GIVEN REQUEST: Find the string "value" in the data, then copy every line where it is found.
═══ SOURCE DATA
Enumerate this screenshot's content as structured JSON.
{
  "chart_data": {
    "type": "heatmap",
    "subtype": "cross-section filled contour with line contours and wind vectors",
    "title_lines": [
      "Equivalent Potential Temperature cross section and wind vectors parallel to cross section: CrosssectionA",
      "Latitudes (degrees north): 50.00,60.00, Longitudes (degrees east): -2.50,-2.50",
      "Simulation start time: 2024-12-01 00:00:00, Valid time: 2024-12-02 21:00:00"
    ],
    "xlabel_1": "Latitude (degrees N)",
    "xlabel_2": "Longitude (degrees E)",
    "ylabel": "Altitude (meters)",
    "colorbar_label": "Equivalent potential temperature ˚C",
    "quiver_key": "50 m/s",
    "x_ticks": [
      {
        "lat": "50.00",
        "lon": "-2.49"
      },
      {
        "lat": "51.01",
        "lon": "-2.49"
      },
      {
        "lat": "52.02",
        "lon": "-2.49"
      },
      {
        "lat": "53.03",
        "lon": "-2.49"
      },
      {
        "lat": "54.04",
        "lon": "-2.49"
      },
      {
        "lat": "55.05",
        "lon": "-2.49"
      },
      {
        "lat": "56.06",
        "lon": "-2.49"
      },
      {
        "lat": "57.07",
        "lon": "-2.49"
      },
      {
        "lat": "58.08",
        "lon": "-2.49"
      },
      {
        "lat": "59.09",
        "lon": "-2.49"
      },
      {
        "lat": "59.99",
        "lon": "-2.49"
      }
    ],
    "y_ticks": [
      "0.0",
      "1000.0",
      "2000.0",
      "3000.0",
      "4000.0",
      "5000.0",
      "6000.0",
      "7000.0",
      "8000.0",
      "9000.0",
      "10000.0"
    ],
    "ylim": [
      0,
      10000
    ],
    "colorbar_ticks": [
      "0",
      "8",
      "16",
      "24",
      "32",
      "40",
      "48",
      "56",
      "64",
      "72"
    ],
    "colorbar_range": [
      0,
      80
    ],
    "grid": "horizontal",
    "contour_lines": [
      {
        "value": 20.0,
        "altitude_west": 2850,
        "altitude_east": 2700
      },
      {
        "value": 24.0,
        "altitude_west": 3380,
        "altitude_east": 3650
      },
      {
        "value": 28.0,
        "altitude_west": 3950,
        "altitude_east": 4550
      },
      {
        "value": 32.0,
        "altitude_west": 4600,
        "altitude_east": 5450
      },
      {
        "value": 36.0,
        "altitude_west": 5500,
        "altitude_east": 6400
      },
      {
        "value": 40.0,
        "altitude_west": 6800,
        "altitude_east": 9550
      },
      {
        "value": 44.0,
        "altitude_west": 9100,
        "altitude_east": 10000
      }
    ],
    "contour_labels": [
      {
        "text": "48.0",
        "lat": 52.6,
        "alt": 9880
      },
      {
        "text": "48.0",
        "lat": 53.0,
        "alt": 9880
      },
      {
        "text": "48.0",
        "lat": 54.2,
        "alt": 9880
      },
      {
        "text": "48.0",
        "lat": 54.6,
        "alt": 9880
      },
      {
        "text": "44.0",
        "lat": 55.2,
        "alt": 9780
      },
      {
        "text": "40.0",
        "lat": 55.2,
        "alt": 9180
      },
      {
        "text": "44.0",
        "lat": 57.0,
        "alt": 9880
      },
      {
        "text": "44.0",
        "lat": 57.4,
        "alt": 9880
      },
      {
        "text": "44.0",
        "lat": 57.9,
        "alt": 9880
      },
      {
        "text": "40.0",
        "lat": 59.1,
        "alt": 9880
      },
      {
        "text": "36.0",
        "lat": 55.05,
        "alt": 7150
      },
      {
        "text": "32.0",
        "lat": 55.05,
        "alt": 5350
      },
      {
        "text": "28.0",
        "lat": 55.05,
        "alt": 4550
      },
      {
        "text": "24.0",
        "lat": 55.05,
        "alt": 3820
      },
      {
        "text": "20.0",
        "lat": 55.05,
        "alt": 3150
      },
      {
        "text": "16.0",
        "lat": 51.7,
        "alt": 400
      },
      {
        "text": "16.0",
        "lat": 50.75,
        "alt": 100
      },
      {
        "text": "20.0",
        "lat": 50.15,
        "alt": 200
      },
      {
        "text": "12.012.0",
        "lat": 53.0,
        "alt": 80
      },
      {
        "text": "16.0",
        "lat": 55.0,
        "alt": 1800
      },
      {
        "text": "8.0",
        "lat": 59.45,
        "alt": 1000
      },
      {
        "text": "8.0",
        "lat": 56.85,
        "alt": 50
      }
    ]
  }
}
══════
THE SOLUTION:
        "value": 20.0,
        "value": 24.0,
        "value": 28.0,
        "value": 32.0,
        "value": 36.0,
        "value": 40.0,
        "value": 44.0,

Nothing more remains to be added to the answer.